# start of DOCUMENT EXTRACT

Manure is usually applied in November/ December, to allow the crops to take benefit from it. However, to apply manure is labour intensive and manure is not always available in adequate quantities, especially if cattle are sent to cattle posts and do not stay around the homestead, in kraals.

4.2 Ridges and soil preparation

Reasons for erecting ridges, in the NCD, are to eliminate the excess of water in water logging soils. Crops are cultivated on top of the ridges. The ridges evacuate the excess of water toward an Oshana or a water reserve area. It has to be noticed that excess water in the furrow can constitute a reserve of soil moisture.

In sandy soils (eastern areas) farmers sometimes cultivate their crops in the furrow left by the plough and water may settle in it.

4.3 Use of fertilisers

Fertilisers are hardly used by farmers because they are expensive (poor cost/benefit ratio) and not always balanced. In the NCD, fertilisers should have phosphorus predominant.

Some well-balanced fertilisers could be useful to upgrade the phosphorus and magnesium content of the soft and deep sandy soils.

# end of DOCUMENT EXTRACT
# start of SUPPLIED MATERIAL

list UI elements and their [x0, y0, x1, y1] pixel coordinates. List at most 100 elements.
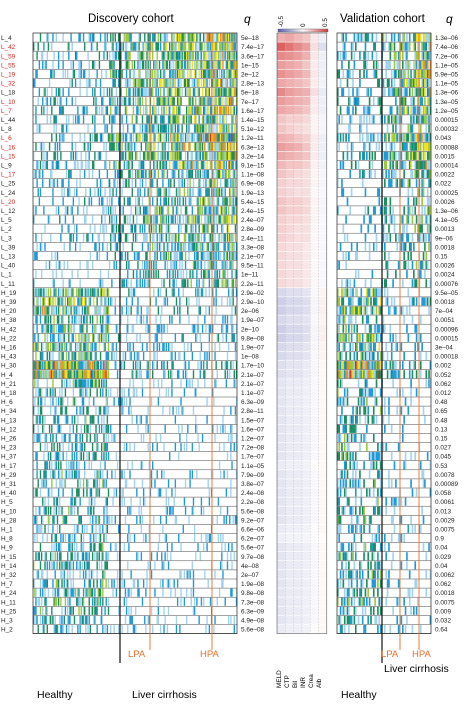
- heatmap-cell: [159, 233, 162, 242]
- heatmap-cell: [77, 597, 79, 606]
- heatmap-cell: [93, 615, 95, 624]
- heatmap-cell: [141, 197, 144, 206]
- heatmap-cell: [363, 60, 365, 69]
- heatmap-cell: [197, 151, 199, 160]
- heatmap-cell: [51, 615, 53, 624]
- heatmap-cell: [37, 379, 39, 388]
- heatmap-cell: [73, 324, 76, 333]
- heatmap-cell: [164, 424, 166, 433]
- heatmap-cell: [230, 488, 232, 497]
- heatmap-cell: [55, 406, 58, 415]
- heatmap-cell: [182, 333, 184, 342]
- heatmap-cell: [63, 370, 65, 379]
- heatmap-cell: [359, 51, 361, 60]
- heatmap-cell: [226, 552, 229, 561]
- heatmap-cell: [218, 42, 221, 51]
- heatmap-cell: [124, 60, 127, 69]
- heatmap-cell: [56, 497, 59, 506]
- heatmap-cell: [82, 342, 85, 351]
- heatmap-cell: [382, 42, 385, 51]
- heatmap-cell: [127, 315, 129, 324]
- heatmap-cell: [148, 324, 150, 333]
- heatmap-cell: [112, 224, 114, 233]
- heatmap-cell: [125, 33, 128, 42]
- heatmap-cell: [216, 142, 218, 151]
- heatmap-cell: [192, 324, 195, 333]
- heatmap-cell: [82, 534, 85, 543]
- heatmap-cell: [38, 288, 41, 297]
- heatmap-cell: [129, 79, 131, 88]
- heatmap-cell: [56, 424, 59, 433]
- heatmap-cell: [99, 33, 102, 42]
- heatmap-cell: [189, 242, 191, 251]
- heatmap-cell: [118, 106, 120, 115]
- heatmap-cell: [419, 97, 422, 106]
- heatmap-cell: [55, 597, 58, 606]
- heatmap-cell: [218, 251, 221, 260]
- heatmap-cell: [161, 379, 163, 388]
- heatmap-cell: [171, 342, 173, 351]
- heatmap-cell: [209, 215, 212, 224]
- heatmap-cell: [364, 51, 367, 60]
- heatmap-cell: [125, 42, 128, 51]
- heatmap-cell: [220, 470, 222, 479]
- heatmap-cell: [46, 379, 48, 388]
- heatmap-cell: [90, 488, 93, 497]
- heatmap-cell: [389, 106, 392, 115]
- heatmap-cell: [212, 188, 214, 197]
- heatmap-cell: [189, 42, 191, 51]
- heatmap-cell: [189, 470, 191, 479]
- heatmap-cell: [153, 79, 155, 88]
- heatmap-cell: [77, 479, 79, 488]
- heatmap-cell: [59, 370, 61, 379]
- heatmap-cell: [102, 333, 104, 342]
- heatmap-cell: [81, 443, 84, 452]
- heatmap-cell: [209, 33, 212, 42]
- heatmap-cell: [428, 233, 430, 242]
- heatmap-cell: [146, 142, 148, 151]
- heatmap-cell: [81, 306, 84, 315]
- heatmap-cell: [428, 133, 430, 142]
- heatmap-cell: [422, 60, 425, 69]
- heatmap-cell: [374, 206, 376, 215]
- heatmap-cell: [226, 297, 229, 306]
- heatmap-cell: [224, 51, 226, 60]
- heatmap-cell: [342, 188, 345, 197]
- heatmap-cell: [128, 197, 130, 206]
- heatmap-cell: [372, 115, 375, 124]
- heatmap-cell: [417, 170, 419, 179]
- heatmap-cell: [33, 79, 35, 88]
- heatmap-cell: [150, 188, 153, 197]
- heatmap-cell: [374, 170, 376, 179]
- heatmap-cell: [215, 42, 217, 51]
- heatmap-cell: [223, 515, 225, 524]
- heatmap-cell: [84, 461, 86, 470]
- heatmap-cell: [59, 470, 61, 479]
- heatmap-cell: [79, 324, 81, 333]
- heatmap-cell: [96, 470, 98, 479]
- heatmap-cell: [195, 242, 197, 251]
- heatmap-cell: [341, 115, 343, 124]
- heatmap-cell: [131, 42, 133, 51]
- heatmap-cell: [124, 515, 127, 524]
- heatmap-cell: [145, 179, 147, 188]
- heatmap-cell: [73, 315, 76, 324]
- heatmap-cell: [43, 160, 45, 169]
- heatmap-cell: [63, 379, 65, 388]
- heatmap-cell: [52, 433, 54, 442]
- heatmap-cell: [233, 552, 235, 561]
- heatmap-cell: [216, 224, 218, 233]
- heatmap-cell: [421, 170, 423, 179]
- heatmap-cell: [404, 142, 407, 151]
- heatmap-cell: [179, 352, 181, 361]
- heatmap-cell: [175, 151, 178, 160]
- heatmap-cell: [69, 188, 71, 197]
- heatmap-cell: [411, 215, 414, 224]
- heatmap-cell: [130, 406, 132, 415]
- heatmap-cell: [59, 497, 61, 506]
- heatmap-cell: [212, 69, 214, 78]
- heatmap-cell: [213, 224, 215, 233]
- heatmap-cell: [169, 506, 171, 515]
- heatmap-cell: [198, 279, 200, 288]
- heatmap-cell: [183, 60, 186, 69]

# end of SUPPLIED MATERIAL

» EXERCISES TO COMPLETE:
1. Could you reproduce the entries starting at the line that contains "- heatmap-cell: [159, 233, 162, 242]" and ending at the line that contains "- heatmap-cell: [82, 534, 85, 543]", with both of those lines included?
2. Can you carry on the text about manure, ridges and fertilizer use from the point where it stops?

» RESULTS OF THE EXERCISE:
1.
- heatmap-cell: [159, 233, 162, 242]
- heatmap-cell: [77, 597, 79, 606]
- heatmap-cell: [93, 615, 95, 624]
- heatmap-cell: [141, 197, 144, 206]
- heatmap-cell: [363, 60, 365, 69]
- heatmap-cell: [197, 151, 199, 160]
- heatmap-cell: [51, 615, 53, 624]
- heatmap-cell: [37, 379, 39, 388]
- heatmap-cell: [73, 324, 76, 333]
- heatmap-cell: [164, 424, 166, 433]
- heatmap-cell: [230, 488, 232, 497]
- heatmap-cell: [55, 406, 58, 415]
- heatmap-cell: [182, 333, 184, 342]
- heatmap-cell: [63, 370, 65, 379]
- heatmap-cell: [359, 51, 361, 60]
- heatmap-cell: [226, 552, 229, 561]
- heatmap-cell: [218, 42, 221, 51]
- heatmap-cell: [124, 60, 127, 69]
- heatmap-cell: [56, 497, 59, 506]
- heatmap-cell: [82, 342, 85, 351]
- heatmap-cell: [382, 42, 385, 51]
- heatmap-cell: [127, 315, 129, 324]
- heatmap-cell: [148, 324, 150, 333]
- heatmap-cell: [112, 224, 114, 233]
- heatmap-cell: [125, 33, 128, 42]
- heatmap-cell: [216, 142, 218, 151]
- heatmap-cell: [192, 324, 195, 333]
- heatmap-cell: [82, 534, 85, 543]

2.
4.4 Other management practices

In the NCD, farmers do not practice fallow and do use crop rotation.

It is the traditional to use the hand hoe for land preparation. However, it is time consuming and this technique does not allow farmers to prepare their whole field on time.

Furthermore, farmers can erect ridges using the hand hoe, but it is time consuming and labour intensive.

4.5 Utilizing animal drawn implements

Such implements allow farmers to prepare the field on time, to erect ridges easily and to control the plough depth.

However, in water-logged or hard dry soils, continuous ploughing at the same depth must be avoided, as it will enhance the formation of the hard pan. Animals must be ready, trained and healthy at this time of land preparation yet this is usually the time of great fodder shortage.

4.6 Use of tractors

Tractors allow farmers to prepare large fields quickly. However they are not always available when needed or on time. Like with animal traction, on water logged and hard dry soils continuous disking at the same depth must be avoided due to the formation of the hard pans. According to farmers disking can create hard pans in "hard-pan-free" sites and disking does not allow farmers to control tillage depth.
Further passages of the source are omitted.